# [Requirements]
Return all lines where the word "Approval" can be found.

══ Records for this task

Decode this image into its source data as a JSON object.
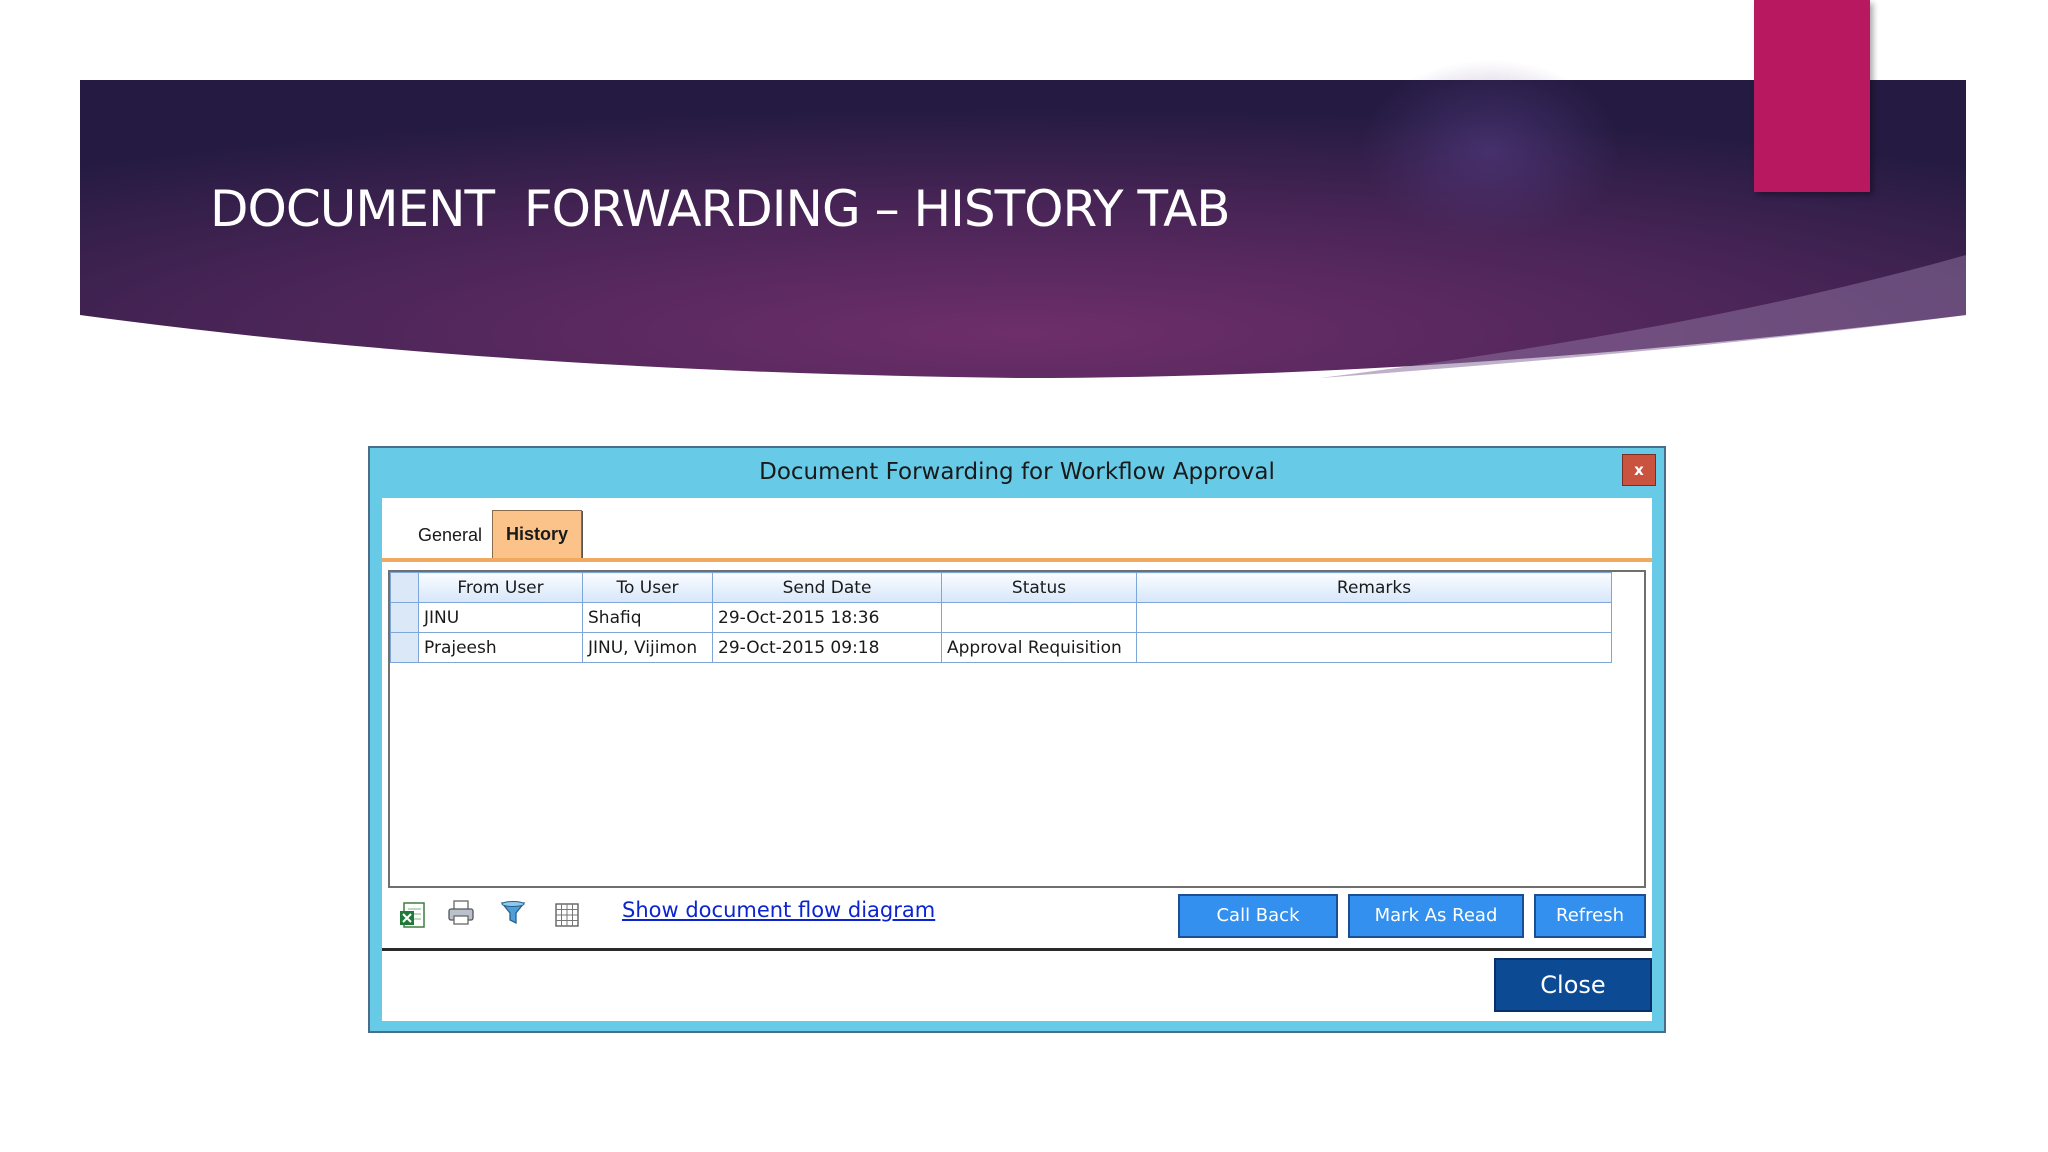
{
  "slide": {
    "title": "DOCUMENT  FORWARDING – HISTORY TAB"
  },
  "dialog": {
    "title": "Document Forwarding for Workflow Approval",
    "close_x": "x",
    "tabs": [
      {
        "label": "General",
        "active": false
      },
      {
        "label": "History",
        "active": true
      }
    ],
    "grid": {
      "columns": [
        "From User",
        "To User",
        "Send Date",
        "Status",
        "Remarks"
      ],
      "rows": [
        {
          "from": "JINU",
          "to": "Shafiq",
          "date": "29-Oct-2015 18:36",
          "status": "",
          "remarks": ""
        },
        {
          "from": "Prajeesh",
          "to": "JINU, Vijimon",
          "date": "29-Oct-2015 09:18",
          "status": "Approval Requisition",
          "remarks": ""
        }
      ]
    },
    "toolbar": {
      "icons": [
        "excel-export-icon",
        "print-icon",
        "filter-icon",
        "grid-icon"
      ],
      "flow_link": "Show document flow diagram"
    },
    "buttons": {
      "call_back": "Call Back",
      "mark_as_read": "Mark As Read",
      "refresh": "Refresh",
      "close": "Close"
    }
  },
  "colors": {
    "banner_dark": "#2c1d49",
    "banner_mid": "#6a2b68",
    "pink_accent": "#b8185f",
    "dialog_frame": "#67cbe8",
    "tab_active": "#fbc38a",
    "button_blue": "#3390ee",
    "close_button": "#0c4a94"
  }
}
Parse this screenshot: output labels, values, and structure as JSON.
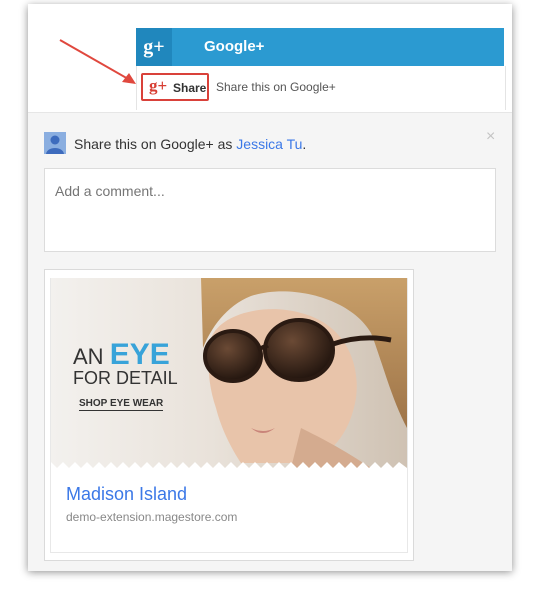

════

# [Response]
    "title": "Document Forwarding for Workflow Approval",
          "status": "Approval Requisition",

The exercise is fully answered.